Gösterilen Metin:
──────────

Emsal Mahkeme Kararı Ankara Batı Asliye Ticaret Mahkemesi 2021/208 E. 2021/300 K. 28.04.2021 T.

Görüntülediğiniz mahkeme kararı henüz kesinleşmemiştir. Yararlı olması amacıyla eklenmiştir.

T.C. Ankara Batı ASLİYE TİCARET MAHKEMESİ Esas – Karar No: 2021/208 Esas – 2021/300
T.C.
Ankara Batı
ASLİYE TİCARET MAHKEMESİ
GEREKÇELİ KARAR
TÜRK MİLLETİ ADINA
ESAS NO : 2021/208
KARAR NO : 2021/300

BAŞKAN :
ÜYE :
ÜYE :
KATİP :

DAVACI :
VEKİLİ :
DAVALI :
VEKİLİ :

DAVA : Alacak
DAVA TARİHİ : 08/10/2018
KARAR TARİHİ : 28/04/2021
K.YAZIM TARİHİ : 11/05/2021

Yukarıda tarafları yazılı davanın mahkememizce yapılan açık yargılaması sonunda;
GEREĞİ DÜŞÜNÜLDÜ :
TALEP :Davacı vekili dava dilekçesinde özetle; müvekkilinin Rusya’da ticaretle uğraştığını, Taraflar 2008 yılında yurt dışında faaliyet gösteren bir firmada birlikte çalışırlarken tanıştıklarını, akabinde bu vesile ile davalı yan …‘dan müvekkiline Türkiye’de yeni bir firma kurarak ortak iş yapılması teklifi geldiğini, bu teklif üzerine davalı taraf müvekkili …’a yeni kurulacak şirketin sermayesi olması için bir takım ödemeler yapması gerektiğini defalarca kez gerek şifaen gerekse de e-mail yoluyla bildirdiğini, bunun üzerine müvekkilinin davalı tarafın istediği bedelleri davalı tarafa ödediğini, bu ödemelerin dekontlarının tamamında ödemelerin ‘’… firmasının ortaklık bedeli’’ olduğu açık bir şekilde yazdığını, ancak geçen zaman içinde müvekkilinin defalarca kez dile getirmiş olmasına karşın yasal olarak şirket ortağı yapılmamış ve 6102 s. Türk Ticaret Kanunu’nun kendisine vermiş olduğu ortaklık hakları kullandırılmamış, ortalıktan dolayı ortaya çıkan semerelerden yararlandırılmadığını, davalı yan … Türkiye’ye döndükten sonra 2008 yılında tam adı ve Ticaret ünvanı … … Limited Şirketi olan … Mersis Numaralı, … Sicil Numaralı, … vergi numaralı firmayı açtığını, müvekkilinin …’a ortaklık bedeli adı altında 17.02.2009 tarihinde 40.000 TL, 12.05.2009 Tarihinde 10.000 TL, 14.05.2009 Tarihinde 10.000 TL, 19.08.2009 Tarihinde 50.000 TL ödeme yaptığını, yaşanan bu mağduriyet üzerine taraflar../…
e-imza e-imza e-imza e-imza

…/…arasında yapılmış olan bu ödemelerin geri verilmesiyle alakalı karşılıklı görüşmeler, tartışmalar 2017 haziran ayına kadar kesintisiz ve sürekli olarak devam ettiğini, karşı yan şirketin işleyişiyle alakalı olarak defalarca kez fikir danışmak için yahut soru sormak için müvekkili ile e-mail yazışmaları yaptığını, ancak yasal olarak müvekkilini ortaklığa dahil edilmemiş ve sürekli olarak yasal gelişmelerin dışında tutulmak istediğini, 2017 Hazirandan önce müvekkilinin davalı yana mevcut çalıştığı firmadan ayrıldığını ve paraya ihtiyacı olduğunu bildirmiş ve kendisine vermiş olduğu kapitallerin geri ödemesini talep ettiğini, Aradan geçen bu 1 yıllık süreç içerisinde de kendisi çeşitli nedenlerle bir çok kere müvekkili ile görüşmeyi ve bu konuyu kendisiyle konuşmayı reddettiğini, en son olarak 2018 Haziran ayı başında bu maille ilgili olumsuz bir dönüş yaptığını, dosyada görülen hesap üzerinden davalı yana verilmiş olan ve ödenmesinde yapılmış olan bu keyfi gecikmelerle pek çok mağduriyet yaratmış olan bu kapitalin bugünkü şartlarda gecikme tarihinden itibaren işlemiş yasal faizi ile güncel tutarının Türk Lirası üzerinden ödenmesini talep ve dava etmiştir.

──────────

Görev Ayrıntıları: Karar metninin "Emsal Mahkeme Kararı" ifadesinden başlayıp "olması amacıyla eklenmiştir." ifadesine kadar (bu ifade dahil) olan kısmını, "Yararlı" ifadesini "Faydalı" ile değiştirerek yeniden yazınız.

Kaynak Malzeme:

──────────

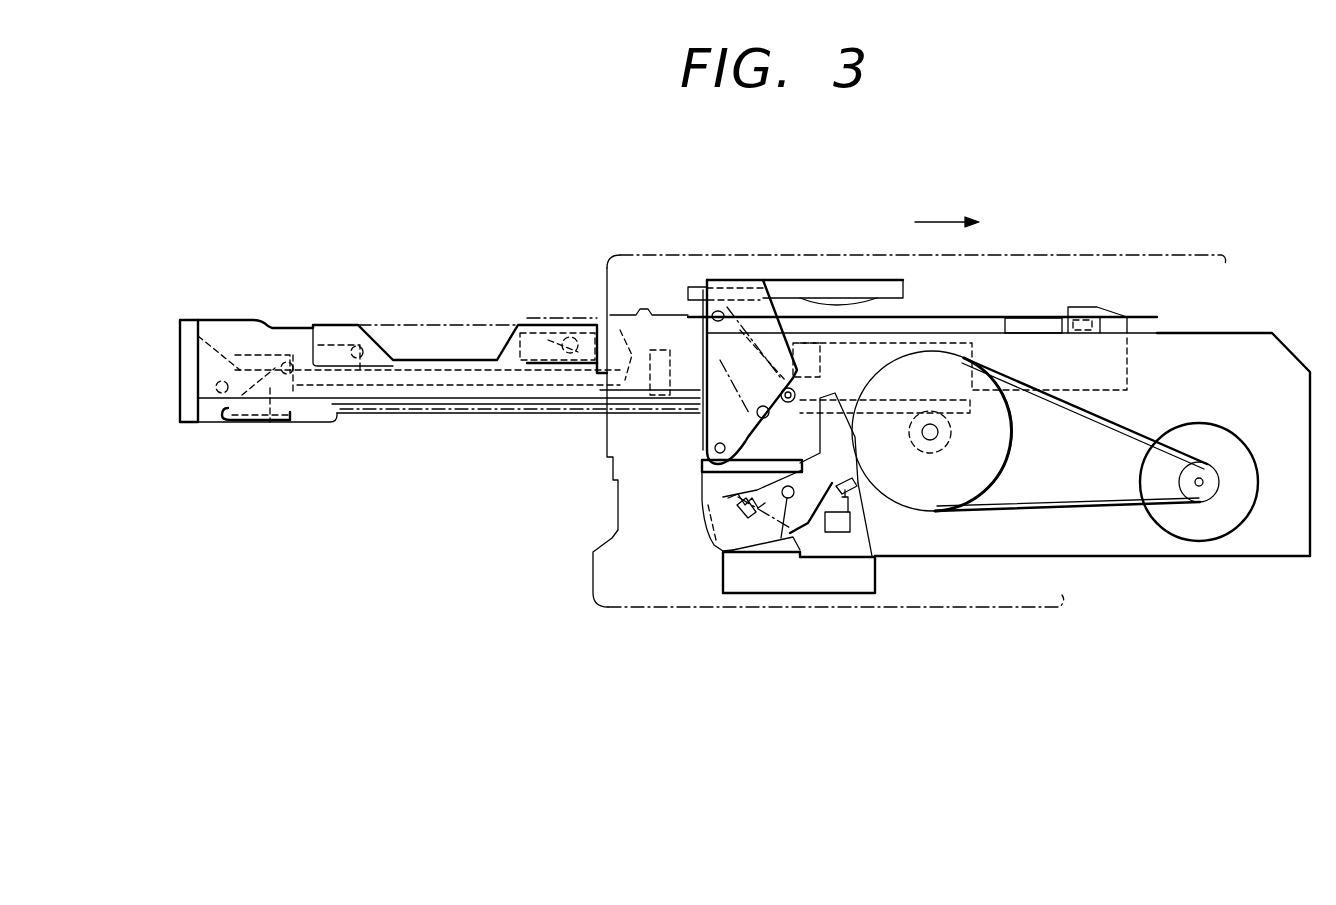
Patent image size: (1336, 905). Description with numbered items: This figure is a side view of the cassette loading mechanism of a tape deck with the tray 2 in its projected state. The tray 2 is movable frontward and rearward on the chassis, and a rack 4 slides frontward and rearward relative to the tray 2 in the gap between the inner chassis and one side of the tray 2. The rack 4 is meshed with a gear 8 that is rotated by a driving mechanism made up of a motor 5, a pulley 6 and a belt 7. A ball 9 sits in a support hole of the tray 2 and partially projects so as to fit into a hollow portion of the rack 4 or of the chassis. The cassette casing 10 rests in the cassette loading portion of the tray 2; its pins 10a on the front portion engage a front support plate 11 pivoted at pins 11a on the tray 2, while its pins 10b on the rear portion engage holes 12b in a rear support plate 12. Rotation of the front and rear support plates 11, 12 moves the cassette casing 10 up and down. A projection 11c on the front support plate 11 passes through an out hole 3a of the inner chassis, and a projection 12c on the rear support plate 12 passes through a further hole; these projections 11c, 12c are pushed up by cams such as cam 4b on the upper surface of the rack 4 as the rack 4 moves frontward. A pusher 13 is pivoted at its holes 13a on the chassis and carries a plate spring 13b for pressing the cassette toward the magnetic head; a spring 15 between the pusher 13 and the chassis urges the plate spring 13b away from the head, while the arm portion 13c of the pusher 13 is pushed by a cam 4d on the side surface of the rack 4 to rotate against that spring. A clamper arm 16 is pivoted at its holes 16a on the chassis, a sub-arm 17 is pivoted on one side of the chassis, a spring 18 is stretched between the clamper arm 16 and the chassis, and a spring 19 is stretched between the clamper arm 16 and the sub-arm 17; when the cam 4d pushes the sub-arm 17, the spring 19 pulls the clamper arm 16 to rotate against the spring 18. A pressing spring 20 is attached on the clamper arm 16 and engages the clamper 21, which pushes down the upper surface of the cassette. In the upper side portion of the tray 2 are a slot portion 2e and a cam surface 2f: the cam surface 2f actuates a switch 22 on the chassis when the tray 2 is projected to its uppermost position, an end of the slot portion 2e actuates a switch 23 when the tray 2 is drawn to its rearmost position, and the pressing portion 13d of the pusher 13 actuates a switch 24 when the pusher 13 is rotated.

──────────

Çıktı:
Emsal Mahkeme Kararı Ankara Batı Asliye Ticaret Mahkemesi 2021/208 E. 2021/300 K. 28.04.2021 T.

Görüntülediğiniz mahkeme kararı henüz kesinleşmemiştir. Faydalı olması amacıyla eklenmiştir.